▶ STATED EXERCISE
Count every line in the entries that follow where the word "range" appears, then state only the total.
---+---
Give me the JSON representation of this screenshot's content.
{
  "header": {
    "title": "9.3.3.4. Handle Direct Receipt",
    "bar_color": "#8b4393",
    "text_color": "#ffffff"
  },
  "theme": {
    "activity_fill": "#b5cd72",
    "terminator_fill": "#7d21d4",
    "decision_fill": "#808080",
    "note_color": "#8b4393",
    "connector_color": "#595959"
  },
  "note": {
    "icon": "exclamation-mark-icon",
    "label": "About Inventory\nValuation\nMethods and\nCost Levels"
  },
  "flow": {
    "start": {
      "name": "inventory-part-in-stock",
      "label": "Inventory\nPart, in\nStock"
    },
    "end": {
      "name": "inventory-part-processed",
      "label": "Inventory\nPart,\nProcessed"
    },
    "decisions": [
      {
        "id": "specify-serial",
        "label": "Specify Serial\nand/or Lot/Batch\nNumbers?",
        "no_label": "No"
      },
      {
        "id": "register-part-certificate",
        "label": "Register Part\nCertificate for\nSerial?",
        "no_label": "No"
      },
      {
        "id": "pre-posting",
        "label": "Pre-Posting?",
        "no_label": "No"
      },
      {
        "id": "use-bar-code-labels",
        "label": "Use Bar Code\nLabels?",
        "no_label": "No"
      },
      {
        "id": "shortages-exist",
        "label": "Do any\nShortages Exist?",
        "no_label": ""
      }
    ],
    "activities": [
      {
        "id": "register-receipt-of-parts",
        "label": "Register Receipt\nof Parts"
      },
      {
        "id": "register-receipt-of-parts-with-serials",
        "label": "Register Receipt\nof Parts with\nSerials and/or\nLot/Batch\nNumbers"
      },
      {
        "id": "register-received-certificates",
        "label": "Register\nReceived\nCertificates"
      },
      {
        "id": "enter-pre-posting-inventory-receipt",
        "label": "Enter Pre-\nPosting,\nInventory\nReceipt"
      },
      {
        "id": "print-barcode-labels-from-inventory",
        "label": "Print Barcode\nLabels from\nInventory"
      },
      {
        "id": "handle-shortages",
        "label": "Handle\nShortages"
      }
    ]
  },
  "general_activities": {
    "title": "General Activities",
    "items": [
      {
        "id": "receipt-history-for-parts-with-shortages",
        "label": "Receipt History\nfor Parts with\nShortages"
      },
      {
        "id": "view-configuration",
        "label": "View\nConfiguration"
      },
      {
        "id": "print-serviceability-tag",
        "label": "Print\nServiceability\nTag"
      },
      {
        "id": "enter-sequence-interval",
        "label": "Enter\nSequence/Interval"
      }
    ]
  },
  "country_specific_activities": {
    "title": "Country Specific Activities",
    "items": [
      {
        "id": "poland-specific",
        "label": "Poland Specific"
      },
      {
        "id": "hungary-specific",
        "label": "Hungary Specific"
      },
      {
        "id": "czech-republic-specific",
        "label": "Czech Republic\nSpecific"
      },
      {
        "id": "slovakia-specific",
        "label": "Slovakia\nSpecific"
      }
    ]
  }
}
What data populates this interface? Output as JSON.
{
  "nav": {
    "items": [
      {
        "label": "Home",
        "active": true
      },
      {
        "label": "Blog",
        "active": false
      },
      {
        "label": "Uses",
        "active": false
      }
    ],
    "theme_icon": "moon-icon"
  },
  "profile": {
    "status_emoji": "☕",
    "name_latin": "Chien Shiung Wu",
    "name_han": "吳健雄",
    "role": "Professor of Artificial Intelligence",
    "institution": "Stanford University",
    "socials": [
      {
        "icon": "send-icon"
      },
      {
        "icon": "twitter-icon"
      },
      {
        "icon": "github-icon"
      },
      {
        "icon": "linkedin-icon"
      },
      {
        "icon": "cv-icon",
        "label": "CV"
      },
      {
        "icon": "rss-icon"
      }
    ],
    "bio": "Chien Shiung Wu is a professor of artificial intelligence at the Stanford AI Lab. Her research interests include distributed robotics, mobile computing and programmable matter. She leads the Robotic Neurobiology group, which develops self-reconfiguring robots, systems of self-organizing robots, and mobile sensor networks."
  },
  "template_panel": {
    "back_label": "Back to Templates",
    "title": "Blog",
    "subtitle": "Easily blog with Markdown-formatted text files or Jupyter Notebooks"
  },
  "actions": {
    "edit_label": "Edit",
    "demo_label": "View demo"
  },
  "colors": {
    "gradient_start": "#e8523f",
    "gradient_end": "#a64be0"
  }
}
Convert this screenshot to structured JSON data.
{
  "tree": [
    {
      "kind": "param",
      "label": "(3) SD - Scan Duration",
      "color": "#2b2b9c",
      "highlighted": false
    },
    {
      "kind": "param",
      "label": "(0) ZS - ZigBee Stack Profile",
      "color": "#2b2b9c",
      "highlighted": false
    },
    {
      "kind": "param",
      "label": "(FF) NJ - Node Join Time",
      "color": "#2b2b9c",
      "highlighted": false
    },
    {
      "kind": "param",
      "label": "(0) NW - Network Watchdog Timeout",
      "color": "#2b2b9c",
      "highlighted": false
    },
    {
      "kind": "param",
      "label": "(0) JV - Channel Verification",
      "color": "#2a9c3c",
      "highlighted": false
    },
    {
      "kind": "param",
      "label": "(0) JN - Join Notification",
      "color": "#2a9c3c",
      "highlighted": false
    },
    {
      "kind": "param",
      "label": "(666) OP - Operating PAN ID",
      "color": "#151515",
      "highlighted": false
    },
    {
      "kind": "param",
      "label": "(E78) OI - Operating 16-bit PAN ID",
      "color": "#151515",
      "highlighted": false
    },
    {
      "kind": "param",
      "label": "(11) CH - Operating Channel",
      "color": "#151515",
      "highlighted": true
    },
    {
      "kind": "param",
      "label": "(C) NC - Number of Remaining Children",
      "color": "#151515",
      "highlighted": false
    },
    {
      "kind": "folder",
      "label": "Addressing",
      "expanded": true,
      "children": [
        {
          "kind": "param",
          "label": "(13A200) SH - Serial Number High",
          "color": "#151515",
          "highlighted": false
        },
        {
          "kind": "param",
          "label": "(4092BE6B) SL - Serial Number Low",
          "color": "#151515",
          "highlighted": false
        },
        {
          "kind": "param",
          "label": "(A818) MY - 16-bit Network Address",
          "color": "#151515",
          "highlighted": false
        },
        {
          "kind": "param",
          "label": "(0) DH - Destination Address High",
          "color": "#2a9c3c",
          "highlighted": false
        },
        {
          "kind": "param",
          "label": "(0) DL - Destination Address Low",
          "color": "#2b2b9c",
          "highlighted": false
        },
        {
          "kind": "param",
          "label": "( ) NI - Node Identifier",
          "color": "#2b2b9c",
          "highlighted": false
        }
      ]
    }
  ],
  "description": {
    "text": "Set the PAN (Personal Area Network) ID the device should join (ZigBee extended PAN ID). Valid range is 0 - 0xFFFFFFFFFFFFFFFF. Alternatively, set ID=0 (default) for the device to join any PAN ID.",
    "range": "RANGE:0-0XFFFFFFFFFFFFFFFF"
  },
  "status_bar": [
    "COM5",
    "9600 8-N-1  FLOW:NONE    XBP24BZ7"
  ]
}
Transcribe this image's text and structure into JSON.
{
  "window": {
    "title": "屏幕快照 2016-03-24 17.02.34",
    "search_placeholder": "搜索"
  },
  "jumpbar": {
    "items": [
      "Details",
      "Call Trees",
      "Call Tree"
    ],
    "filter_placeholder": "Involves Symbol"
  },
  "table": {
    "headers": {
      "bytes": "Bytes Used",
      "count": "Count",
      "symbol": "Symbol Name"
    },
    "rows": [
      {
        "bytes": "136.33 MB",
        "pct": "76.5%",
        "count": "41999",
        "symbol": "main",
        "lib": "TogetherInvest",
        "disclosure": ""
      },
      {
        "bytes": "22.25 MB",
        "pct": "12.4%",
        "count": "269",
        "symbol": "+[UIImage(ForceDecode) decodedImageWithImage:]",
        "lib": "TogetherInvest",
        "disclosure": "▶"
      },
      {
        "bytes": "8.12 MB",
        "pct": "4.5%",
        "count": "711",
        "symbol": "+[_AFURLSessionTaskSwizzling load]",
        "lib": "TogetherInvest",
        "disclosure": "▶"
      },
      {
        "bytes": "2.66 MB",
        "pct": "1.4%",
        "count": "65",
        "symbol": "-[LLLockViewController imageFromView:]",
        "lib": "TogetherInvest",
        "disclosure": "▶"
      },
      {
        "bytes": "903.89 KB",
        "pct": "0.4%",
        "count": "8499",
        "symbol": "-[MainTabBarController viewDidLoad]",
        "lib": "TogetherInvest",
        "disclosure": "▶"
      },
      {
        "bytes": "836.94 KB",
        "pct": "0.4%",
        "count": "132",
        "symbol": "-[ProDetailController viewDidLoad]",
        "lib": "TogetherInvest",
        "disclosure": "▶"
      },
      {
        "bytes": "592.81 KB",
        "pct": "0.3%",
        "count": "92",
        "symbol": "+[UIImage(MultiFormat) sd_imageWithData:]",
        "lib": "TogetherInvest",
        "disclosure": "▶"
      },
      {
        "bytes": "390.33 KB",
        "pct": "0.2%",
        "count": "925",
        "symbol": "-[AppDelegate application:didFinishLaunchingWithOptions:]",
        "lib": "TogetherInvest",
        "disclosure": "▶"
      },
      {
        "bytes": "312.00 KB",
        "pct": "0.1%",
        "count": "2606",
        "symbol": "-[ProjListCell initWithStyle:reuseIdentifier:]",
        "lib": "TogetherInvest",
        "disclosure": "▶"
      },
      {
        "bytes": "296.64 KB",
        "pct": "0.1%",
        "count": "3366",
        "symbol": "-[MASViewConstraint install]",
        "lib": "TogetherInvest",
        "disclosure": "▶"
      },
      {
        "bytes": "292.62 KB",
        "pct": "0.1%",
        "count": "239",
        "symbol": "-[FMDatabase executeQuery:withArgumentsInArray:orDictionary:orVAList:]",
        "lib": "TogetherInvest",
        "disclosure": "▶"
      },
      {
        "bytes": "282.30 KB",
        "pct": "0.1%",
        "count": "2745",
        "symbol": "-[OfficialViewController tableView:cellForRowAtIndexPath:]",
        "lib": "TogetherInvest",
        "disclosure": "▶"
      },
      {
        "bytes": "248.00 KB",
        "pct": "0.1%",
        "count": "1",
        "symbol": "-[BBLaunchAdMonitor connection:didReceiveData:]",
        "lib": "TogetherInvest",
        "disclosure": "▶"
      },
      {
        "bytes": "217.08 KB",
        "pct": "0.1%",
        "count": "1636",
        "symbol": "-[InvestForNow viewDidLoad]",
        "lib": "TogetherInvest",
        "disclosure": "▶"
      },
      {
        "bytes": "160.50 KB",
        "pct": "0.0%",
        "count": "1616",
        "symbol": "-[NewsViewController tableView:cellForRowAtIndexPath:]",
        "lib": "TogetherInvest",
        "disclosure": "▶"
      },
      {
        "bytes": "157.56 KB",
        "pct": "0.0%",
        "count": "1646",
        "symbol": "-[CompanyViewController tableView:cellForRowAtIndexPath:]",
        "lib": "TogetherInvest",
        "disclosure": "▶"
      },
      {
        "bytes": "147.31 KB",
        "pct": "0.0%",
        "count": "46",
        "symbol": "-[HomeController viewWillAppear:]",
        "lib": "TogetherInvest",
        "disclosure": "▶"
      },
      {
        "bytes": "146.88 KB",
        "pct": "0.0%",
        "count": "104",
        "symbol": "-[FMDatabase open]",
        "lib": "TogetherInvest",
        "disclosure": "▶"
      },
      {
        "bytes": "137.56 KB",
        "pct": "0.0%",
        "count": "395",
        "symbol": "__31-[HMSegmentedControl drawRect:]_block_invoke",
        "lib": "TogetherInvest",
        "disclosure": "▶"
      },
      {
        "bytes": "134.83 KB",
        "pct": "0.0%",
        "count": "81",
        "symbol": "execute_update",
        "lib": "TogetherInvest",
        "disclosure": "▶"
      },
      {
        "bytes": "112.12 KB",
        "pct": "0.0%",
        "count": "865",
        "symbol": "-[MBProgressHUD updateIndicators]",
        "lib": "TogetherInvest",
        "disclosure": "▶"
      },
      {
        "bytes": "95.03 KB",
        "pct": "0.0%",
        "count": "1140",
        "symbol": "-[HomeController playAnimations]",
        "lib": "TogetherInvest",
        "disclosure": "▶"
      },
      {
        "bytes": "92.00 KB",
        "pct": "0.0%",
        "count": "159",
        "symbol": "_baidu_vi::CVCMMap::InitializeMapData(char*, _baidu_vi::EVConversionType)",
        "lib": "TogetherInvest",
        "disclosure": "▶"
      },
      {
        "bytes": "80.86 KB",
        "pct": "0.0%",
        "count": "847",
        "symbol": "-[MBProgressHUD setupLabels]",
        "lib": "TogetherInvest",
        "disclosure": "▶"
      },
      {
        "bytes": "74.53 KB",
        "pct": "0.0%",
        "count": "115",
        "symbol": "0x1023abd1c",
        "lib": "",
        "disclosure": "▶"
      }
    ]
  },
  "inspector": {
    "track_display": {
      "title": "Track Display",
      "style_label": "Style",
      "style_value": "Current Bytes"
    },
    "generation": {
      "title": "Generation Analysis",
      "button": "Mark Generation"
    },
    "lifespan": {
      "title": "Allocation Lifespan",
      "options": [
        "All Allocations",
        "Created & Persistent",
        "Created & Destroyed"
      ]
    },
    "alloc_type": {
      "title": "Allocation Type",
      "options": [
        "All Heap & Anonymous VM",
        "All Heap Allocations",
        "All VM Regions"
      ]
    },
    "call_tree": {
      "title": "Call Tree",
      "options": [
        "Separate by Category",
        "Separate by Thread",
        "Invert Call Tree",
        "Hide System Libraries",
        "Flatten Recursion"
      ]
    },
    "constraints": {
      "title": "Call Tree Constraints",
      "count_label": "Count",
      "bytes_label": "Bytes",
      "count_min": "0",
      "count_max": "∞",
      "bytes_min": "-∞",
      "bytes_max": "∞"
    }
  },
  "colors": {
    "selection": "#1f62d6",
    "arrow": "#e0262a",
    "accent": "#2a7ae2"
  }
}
---+---
▶ RESULT OF THIS EXERCISE
2